Select, from the material below, each line with "จกรรมหารายได" in it.

::::

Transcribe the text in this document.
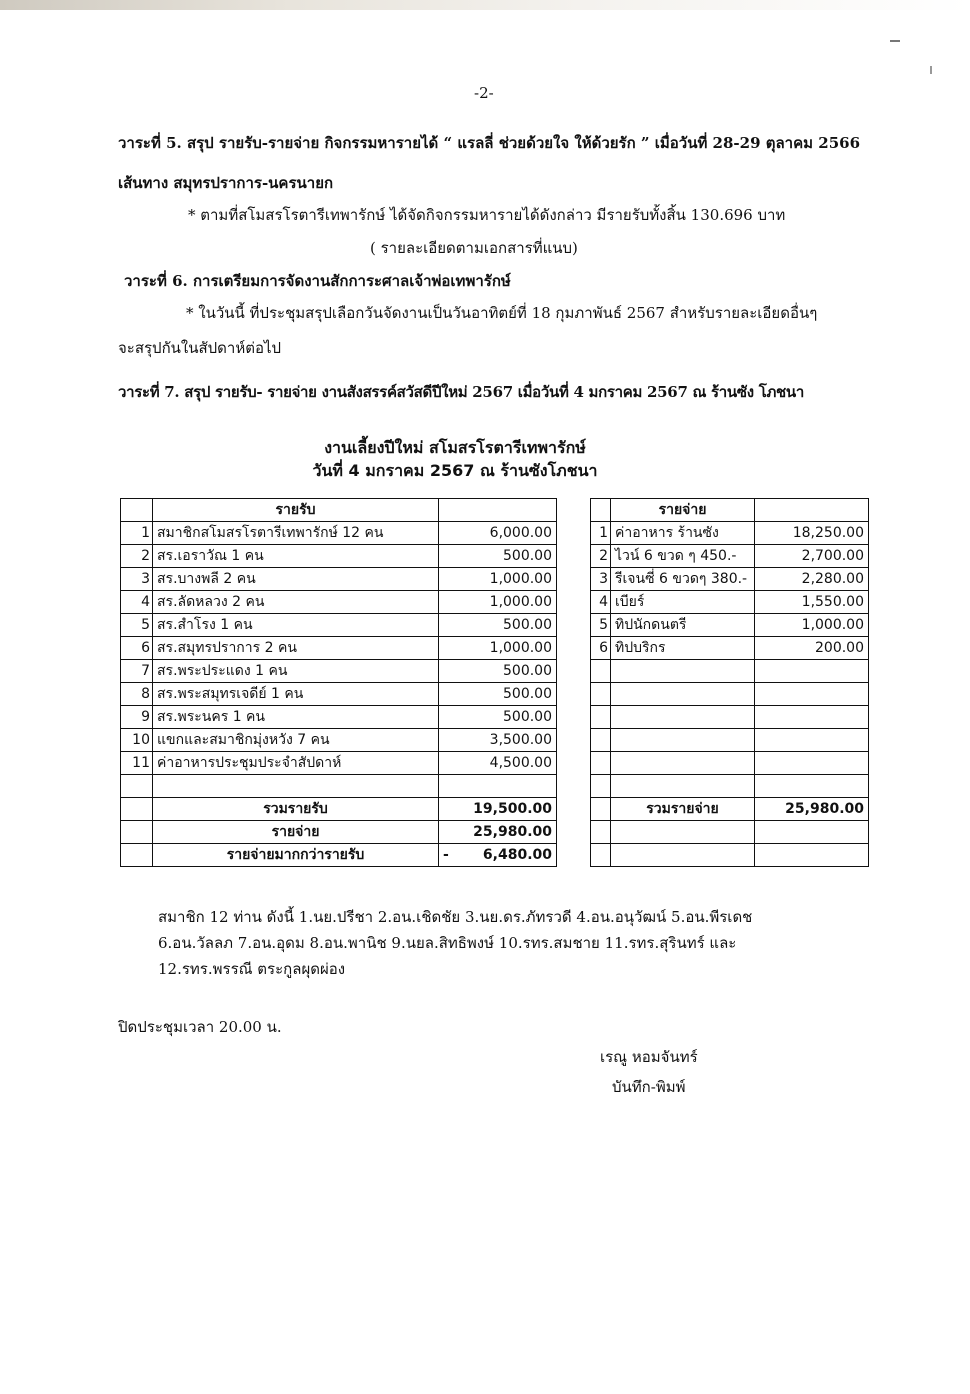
-2-
วาระที่ 5. สรุป รายรับ-รายจ่าย กิจกรรมหารายได้ “ แรลลี่ ช่วยด้วยใจ ให้ด้วยรัก ” เมื่อวันที่ 28-29 ตุลาคม 2566
เส้นทาง สมุทรปราการ-นครนายก
* ตามที่สโมสรโรตารีเทพารักษ์ ได้จัดกิจกรรมหารายได้ดังกล่าว มีรายรับทั้งสิ้น 130.696 บาท
( รายละเอียดตามเอกสารที่แนบ)
วาระที่ 6. การเตรียมการจัดงานสักการะศาลเจ้าพ่อเทพารักษ์
* ในวันนี้ ที่ประชุมสรุปเลือกวันจัดงานเป็นวันอาทิตย์ที่ 18 กุมภาพันธ์ 2567 สำหรับรายละเอียดอื่นๆ
จะสรุปกันในสัปดาห์ต่อไป
วาระที่ 7. สรุป รายรับ- รายจ่าย งานสังสรรค์สวัสดีปีใหม่ 2567 เมื่อวันที่ 4 มกราคม 2567 ณ ร้านซัง โภชนา
งานเลี้ยงปีใหม่ สโมสรโรตารีเทพารักษ์
วันที่ 4 มกราคม 2567 ณ ร้านซังโภชนา
	รายรับ				รายจ่าย	
1	สมาชิกสโมสรโรตารีเทพารักษ์ 12 คน	6,000.00		1	ค่าอาหาร ร้านซัง	18,250.00
2	สร.เอราวัณ 1 คน	500.00		2	ไวน์ 6 ขวด ๆ 450.-	2,700.00
3	สร.บางพลี 2 คน	1,000.00		3	รีเจนซี่ 6 ขวดๆ 380.-	2,280.00
4	สร.ลัดหลวง 2 คน	1,000.00		4	เบียร์	1,550.00
5	สร.สำโรง 1 คน	500.00		5	ทิปนักดนตรี	1,000.00
6	สร.สมุทรปราการ 2 คน	1,000.00		6	ทิปบริกร	200.00
7	สร.พระประแดง 1 คน	500.00				
8	สร.พระสมุทรเจดีย์ 1 คน	500.00				
9	สร.พระนคร 1 คน	500.00				
10	แขกและสมาชิกมุ่งหวัง 7 คน	3,500.00				
11	ค่าอาหารประชุมประจำสัปดาห์	4,500.00				

	รวมรายรับ	19,500.00			รวมรายจ่าย	25,980.00
	รายจ่าย	25,980.00				
	รายจ่ายมากกว่ารายรับ	- 6,480.00				

สมาชิก 12 ท่าน ดังนี้ 1.นย.ปรีชา 2.อน.เชิดชัย 3.นย.ดร.ภัทรวดี 4.อน.อนุวัฒน์ 5.อน.พีรเดช
6.อน.วัลลภ 7.อน.อุดม 8.อน.พานิช 9.นยล.สิทธิพงษ์ 10.รทร.สมชาย 11.รทร.สุรินทร์ และ
12.รทร.พรรณี ตระกูลผุดผ่อง
ปิดประชุมเวลา 20.00 น.
เรณู หอมจันทร์
บันทึก-พิมพ์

::::

RESULT:
วาระที่ 5. สรุป รายรับ-รายจ่าย กิจกรรมหารายได้ “ แรลลี่ ช่วยด้วยใจ ให้ด้วยรัก ” เมื่อวันที่ 28-29 ตุลาคม 2566
* ตามที่สโมสรโรตารีเทพารักษ์ ได้จัดกิจกรรมหารายได้ดังกล่าว มีรายรับทั้งสิ้น 130.696 บาท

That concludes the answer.